BEGIN

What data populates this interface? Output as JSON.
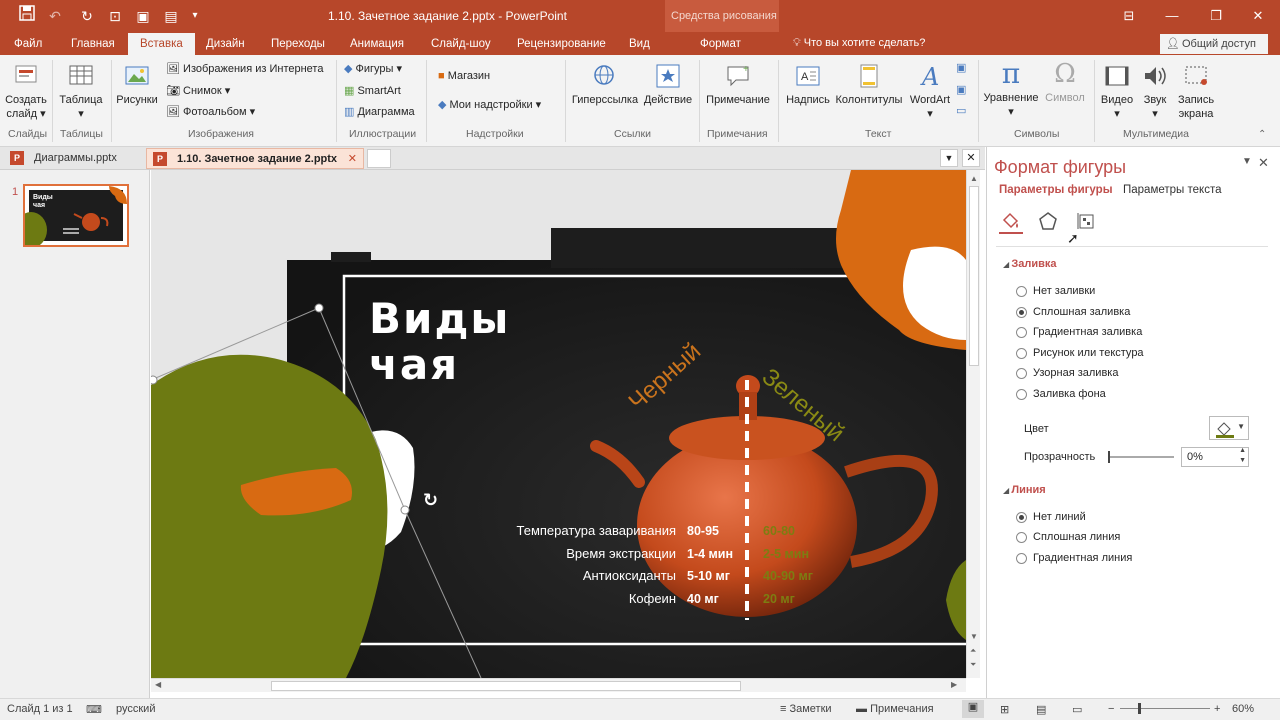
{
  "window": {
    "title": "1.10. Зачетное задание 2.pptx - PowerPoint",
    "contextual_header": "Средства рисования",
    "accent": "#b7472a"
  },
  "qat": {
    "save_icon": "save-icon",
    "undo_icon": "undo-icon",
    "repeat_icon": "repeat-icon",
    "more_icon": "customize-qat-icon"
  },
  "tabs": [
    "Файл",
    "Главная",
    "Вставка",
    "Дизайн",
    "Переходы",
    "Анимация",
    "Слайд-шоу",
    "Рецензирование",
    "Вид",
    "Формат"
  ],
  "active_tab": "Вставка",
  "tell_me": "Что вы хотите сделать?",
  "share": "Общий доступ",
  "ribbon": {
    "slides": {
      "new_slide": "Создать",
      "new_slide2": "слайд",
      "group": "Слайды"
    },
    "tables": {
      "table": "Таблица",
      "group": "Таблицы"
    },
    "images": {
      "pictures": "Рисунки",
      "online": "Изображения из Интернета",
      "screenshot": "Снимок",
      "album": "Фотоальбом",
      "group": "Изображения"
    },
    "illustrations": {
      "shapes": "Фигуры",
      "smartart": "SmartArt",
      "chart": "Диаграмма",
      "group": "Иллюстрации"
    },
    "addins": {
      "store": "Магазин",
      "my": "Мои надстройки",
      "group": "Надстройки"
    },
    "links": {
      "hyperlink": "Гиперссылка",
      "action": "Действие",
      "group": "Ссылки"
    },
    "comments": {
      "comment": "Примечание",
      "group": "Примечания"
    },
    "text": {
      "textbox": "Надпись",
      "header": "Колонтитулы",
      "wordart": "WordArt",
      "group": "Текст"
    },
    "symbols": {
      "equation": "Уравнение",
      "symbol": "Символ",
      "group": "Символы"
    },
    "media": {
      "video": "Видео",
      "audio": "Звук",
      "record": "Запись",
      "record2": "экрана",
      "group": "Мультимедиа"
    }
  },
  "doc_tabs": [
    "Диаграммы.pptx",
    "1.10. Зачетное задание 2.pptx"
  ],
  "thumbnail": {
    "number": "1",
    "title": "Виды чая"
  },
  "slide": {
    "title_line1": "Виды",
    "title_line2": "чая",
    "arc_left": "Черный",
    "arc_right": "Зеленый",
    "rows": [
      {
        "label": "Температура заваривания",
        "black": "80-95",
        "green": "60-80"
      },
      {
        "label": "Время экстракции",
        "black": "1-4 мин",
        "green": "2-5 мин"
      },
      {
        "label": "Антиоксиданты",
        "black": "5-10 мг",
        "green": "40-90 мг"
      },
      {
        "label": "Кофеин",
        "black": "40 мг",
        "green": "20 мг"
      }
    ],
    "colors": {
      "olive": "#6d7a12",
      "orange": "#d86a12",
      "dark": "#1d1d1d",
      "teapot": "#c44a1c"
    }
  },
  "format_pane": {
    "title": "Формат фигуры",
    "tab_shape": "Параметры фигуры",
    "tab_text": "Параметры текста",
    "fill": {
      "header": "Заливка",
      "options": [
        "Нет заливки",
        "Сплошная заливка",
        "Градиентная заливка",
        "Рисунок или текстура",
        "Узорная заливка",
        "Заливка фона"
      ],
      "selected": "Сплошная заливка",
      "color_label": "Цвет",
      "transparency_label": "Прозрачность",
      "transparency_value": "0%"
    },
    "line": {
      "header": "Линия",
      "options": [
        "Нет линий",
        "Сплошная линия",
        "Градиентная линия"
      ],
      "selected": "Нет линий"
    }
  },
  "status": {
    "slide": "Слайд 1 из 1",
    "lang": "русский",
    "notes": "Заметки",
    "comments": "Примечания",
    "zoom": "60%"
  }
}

END
BEGIN

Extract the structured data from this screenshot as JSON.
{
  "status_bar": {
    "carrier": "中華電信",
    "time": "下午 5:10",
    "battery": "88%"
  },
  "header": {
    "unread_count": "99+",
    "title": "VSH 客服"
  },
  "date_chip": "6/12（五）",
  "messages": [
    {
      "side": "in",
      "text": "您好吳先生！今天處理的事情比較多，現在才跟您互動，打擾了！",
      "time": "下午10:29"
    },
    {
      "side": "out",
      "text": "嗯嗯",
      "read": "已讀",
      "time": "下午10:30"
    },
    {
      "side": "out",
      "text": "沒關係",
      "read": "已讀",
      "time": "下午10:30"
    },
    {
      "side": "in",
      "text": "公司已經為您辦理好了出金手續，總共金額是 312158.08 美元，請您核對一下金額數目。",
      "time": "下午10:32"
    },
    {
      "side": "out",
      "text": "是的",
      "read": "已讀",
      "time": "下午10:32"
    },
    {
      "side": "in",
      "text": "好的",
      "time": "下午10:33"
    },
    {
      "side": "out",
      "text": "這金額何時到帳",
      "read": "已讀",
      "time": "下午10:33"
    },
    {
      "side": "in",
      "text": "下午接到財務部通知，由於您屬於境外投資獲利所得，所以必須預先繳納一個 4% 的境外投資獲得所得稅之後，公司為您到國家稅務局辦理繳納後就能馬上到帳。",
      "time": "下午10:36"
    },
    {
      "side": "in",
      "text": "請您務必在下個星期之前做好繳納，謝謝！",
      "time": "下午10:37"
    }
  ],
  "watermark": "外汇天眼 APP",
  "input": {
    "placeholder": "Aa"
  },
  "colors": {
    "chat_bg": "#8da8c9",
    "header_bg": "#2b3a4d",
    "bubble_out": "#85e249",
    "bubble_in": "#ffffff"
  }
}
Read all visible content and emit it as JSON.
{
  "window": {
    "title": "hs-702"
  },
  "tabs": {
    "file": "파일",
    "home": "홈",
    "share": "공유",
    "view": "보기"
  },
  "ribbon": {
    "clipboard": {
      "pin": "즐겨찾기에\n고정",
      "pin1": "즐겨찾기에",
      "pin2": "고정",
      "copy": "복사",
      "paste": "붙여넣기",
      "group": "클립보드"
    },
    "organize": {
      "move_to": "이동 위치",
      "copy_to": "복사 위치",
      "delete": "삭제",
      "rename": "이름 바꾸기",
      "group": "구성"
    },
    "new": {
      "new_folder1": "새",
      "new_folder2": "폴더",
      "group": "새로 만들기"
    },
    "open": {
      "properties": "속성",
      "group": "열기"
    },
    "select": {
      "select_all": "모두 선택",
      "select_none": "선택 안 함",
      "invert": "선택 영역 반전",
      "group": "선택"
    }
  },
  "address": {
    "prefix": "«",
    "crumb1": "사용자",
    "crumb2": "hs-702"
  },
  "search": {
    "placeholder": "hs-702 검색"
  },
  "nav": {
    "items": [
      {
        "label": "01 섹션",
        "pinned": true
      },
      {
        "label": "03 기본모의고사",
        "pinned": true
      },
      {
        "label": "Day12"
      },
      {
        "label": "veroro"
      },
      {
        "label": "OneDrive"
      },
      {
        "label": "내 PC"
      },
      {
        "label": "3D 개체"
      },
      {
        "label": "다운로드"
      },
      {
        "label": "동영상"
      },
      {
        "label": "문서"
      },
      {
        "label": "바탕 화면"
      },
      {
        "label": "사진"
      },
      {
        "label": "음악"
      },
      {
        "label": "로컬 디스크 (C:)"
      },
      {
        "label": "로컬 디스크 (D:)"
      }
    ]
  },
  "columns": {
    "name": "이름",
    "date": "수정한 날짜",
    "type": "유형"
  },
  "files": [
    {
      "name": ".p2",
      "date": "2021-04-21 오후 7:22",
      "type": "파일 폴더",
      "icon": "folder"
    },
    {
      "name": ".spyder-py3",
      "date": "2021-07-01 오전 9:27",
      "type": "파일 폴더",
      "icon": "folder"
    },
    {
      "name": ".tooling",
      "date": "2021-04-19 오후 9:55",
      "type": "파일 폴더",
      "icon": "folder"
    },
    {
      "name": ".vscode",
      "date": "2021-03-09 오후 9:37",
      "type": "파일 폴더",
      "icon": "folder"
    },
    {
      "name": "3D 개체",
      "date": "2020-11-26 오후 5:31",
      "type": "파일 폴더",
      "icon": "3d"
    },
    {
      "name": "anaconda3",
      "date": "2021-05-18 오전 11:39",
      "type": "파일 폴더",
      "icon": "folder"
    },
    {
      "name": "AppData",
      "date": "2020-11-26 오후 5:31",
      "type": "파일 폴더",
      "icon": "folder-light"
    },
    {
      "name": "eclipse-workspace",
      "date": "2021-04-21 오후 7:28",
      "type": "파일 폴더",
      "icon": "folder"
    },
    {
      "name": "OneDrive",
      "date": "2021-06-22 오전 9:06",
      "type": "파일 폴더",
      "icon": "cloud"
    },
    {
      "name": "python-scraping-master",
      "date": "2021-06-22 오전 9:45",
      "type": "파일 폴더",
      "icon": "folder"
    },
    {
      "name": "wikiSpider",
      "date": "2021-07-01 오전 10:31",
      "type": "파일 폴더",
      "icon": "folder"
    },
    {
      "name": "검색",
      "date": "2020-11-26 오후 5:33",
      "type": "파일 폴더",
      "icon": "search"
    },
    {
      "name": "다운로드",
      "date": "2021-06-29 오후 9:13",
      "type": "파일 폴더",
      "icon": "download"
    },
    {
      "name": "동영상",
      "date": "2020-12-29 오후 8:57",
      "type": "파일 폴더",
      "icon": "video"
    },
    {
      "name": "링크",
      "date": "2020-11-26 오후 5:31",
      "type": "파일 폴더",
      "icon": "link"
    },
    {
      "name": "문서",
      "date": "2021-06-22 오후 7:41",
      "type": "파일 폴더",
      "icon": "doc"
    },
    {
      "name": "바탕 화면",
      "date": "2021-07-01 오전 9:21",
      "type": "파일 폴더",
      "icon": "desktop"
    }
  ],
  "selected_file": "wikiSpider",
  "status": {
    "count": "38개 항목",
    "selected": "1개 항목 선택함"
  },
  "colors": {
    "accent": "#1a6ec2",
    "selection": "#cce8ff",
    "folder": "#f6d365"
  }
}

END
BEGIN

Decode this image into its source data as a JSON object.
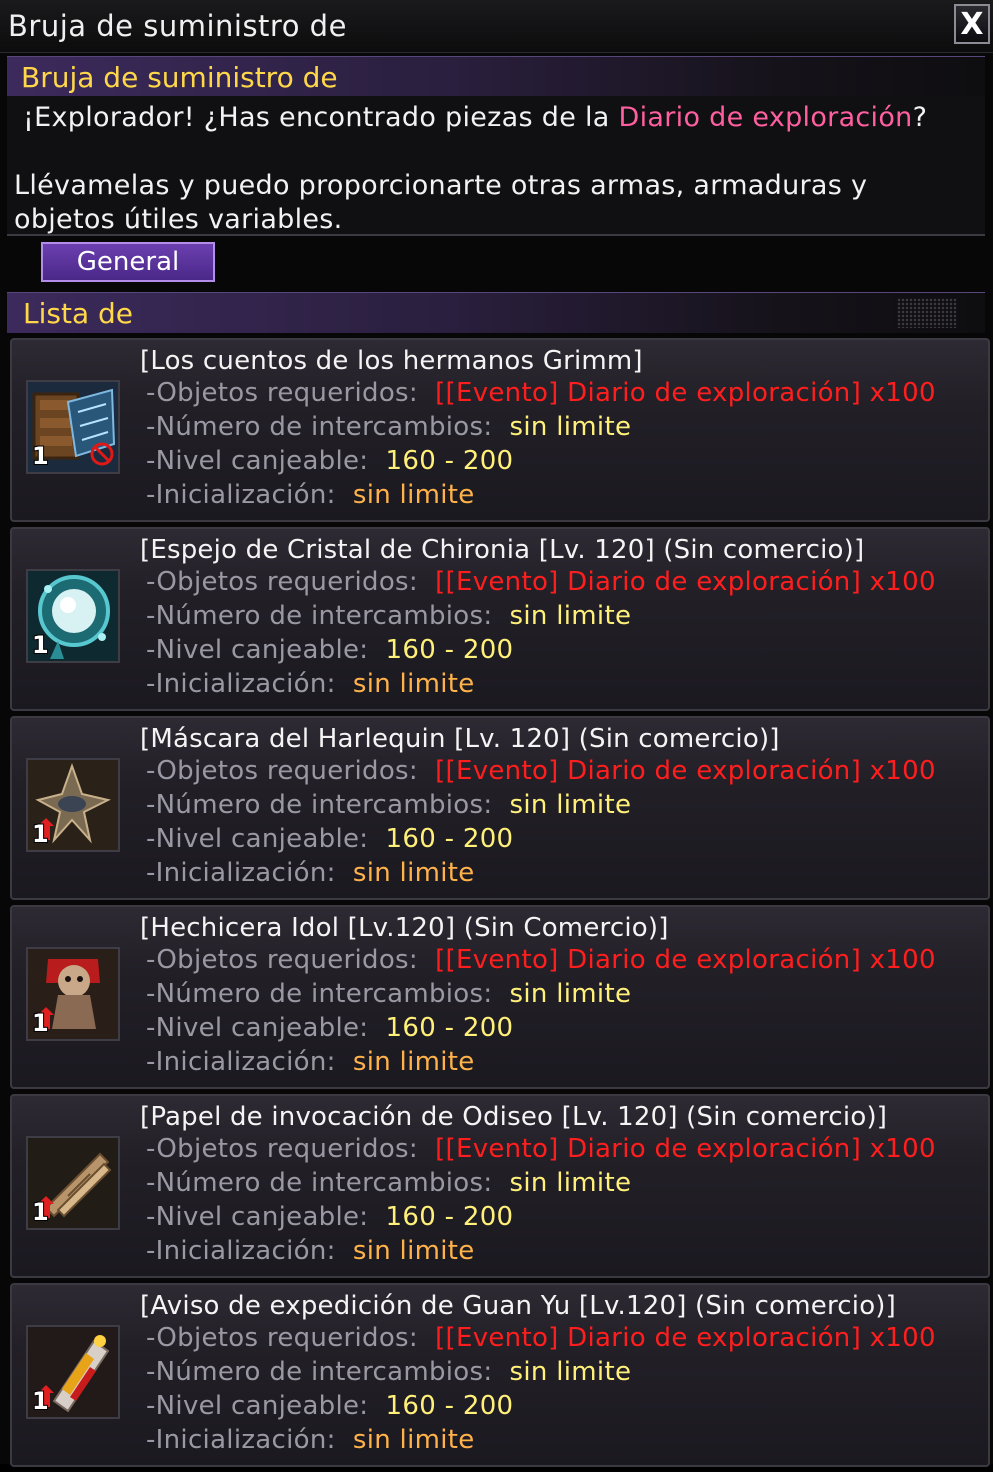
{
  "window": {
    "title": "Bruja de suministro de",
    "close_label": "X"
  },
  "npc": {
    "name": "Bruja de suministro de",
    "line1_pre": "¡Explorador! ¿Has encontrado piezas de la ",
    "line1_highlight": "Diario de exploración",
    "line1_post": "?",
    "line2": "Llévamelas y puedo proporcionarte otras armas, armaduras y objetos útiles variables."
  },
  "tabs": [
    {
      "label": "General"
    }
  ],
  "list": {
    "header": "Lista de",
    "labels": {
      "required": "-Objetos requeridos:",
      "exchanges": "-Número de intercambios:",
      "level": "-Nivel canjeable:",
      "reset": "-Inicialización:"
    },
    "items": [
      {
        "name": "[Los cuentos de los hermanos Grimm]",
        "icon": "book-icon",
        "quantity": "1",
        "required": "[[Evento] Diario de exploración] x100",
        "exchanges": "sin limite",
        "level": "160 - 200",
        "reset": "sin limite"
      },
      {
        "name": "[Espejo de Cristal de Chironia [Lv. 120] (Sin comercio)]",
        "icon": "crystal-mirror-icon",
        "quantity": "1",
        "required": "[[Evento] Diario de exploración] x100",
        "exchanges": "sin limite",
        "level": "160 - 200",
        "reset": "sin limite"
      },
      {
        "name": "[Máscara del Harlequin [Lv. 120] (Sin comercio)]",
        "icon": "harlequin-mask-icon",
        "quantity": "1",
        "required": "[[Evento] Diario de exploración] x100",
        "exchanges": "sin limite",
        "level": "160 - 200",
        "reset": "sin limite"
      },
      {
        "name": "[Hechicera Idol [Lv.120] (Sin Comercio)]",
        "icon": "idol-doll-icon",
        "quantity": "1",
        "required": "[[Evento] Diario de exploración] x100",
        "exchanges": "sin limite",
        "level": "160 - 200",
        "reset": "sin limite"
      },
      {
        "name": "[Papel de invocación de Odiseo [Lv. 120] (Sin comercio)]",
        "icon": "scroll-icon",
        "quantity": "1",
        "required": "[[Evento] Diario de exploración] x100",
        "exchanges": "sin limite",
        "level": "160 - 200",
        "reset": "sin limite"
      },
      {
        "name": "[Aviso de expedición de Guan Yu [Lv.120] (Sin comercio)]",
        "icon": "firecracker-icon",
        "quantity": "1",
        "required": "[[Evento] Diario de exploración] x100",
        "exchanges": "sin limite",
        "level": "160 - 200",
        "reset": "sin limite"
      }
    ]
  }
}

END

**AIM OF THE EXERCISE**
Pick out lines containing the word "time", each one as written.

**SOLUTION TO THIS PROBLEM**
    "time": "下午 5:10",
      "time": "下午10:29"
      "time": "下午10:30"
      "time": "下午10:30"
      "time": "下午10:32"
      "time": "下午10:32"
      "time": "下午10:33"
      "time": "下午10:33"
      "time": "下午10:36"
      "time": "下午10:37"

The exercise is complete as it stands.